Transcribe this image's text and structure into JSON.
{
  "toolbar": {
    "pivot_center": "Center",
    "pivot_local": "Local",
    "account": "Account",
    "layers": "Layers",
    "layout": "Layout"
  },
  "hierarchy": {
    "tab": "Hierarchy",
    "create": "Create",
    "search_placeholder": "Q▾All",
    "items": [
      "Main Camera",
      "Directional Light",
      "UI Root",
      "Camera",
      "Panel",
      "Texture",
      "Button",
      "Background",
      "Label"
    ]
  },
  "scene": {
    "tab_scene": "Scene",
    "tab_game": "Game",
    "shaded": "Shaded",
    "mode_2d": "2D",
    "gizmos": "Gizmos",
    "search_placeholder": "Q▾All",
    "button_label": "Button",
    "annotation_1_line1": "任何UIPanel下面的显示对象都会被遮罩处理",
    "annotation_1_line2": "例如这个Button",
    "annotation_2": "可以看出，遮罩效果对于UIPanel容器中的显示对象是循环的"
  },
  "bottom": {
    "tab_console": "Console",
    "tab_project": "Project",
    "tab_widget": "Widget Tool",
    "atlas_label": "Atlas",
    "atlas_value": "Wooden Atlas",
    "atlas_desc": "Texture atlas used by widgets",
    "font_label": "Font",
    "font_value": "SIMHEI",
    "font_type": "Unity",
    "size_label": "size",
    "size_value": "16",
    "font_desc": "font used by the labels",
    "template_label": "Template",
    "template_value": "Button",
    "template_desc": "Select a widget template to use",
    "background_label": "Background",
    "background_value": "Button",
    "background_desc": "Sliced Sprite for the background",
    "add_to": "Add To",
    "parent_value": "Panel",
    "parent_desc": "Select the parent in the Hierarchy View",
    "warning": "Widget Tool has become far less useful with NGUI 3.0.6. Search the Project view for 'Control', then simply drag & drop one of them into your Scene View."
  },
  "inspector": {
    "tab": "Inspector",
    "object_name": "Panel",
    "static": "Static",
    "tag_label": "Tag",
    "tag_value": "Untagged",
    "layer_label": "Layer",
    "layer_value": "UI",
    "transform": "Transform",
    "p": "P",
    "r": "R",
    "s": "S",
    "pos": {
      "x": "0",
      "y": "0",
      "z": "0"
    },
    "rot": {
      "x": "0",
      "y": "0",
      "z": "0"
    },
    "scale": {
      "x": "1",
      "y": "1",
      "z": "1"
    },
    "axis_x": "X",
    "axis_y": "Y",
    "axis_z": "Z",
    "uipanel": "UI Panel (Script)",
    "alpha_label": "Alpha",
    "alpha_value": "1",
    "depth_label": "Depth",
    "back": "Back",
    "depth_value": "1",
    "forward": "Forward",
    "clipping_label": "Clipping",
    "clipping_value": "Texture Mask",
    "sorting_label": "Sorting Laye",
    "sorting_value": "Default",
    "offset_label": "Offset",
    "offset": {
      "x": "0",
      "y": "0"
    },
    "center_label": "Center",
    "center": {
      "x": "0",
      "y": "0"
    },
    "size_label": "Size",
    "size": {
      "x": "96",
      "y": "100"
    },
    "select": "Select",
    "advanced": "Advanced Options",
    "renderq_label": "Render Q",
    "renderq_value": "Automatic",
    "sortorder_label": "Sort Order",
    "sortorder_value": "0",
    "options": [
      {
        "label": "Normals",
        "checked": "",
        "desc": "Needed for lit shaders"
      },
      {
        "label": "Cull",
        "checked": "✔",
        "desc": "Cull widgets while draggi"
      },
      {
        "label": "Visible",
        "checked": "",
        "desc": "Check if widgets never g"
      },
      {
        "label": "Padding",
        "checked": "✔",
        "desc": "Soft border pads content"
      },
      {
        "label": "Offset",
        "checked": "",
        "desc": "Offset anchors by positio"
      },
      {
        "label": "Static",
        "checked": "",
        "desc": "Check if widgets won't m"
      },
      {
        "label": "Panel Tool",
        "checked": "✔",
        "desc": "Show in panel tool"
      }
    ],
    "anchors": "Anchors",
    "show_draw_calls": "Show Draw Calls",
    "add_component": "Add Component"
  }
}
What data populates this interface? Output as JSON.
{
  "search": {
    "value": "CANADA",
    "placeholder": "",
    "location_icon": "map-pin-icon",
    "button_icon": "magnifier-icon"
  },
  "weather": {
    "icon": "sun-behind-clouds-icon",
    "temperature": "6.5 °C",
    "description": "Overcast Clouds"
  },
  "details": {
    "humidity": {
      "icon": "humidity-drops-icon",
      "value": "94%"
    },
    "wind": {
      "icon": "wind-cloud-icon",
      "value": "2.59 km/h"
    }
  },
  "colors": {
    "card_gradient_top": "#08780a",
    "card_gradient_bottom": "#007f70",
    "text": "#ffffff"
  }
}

*Your instructions:* Collect each line above holding the string "used".

*Finished exercise:*
    "atlas_desc": "Texture atlas used by widgets",
    "font_desc": "font used by the labels",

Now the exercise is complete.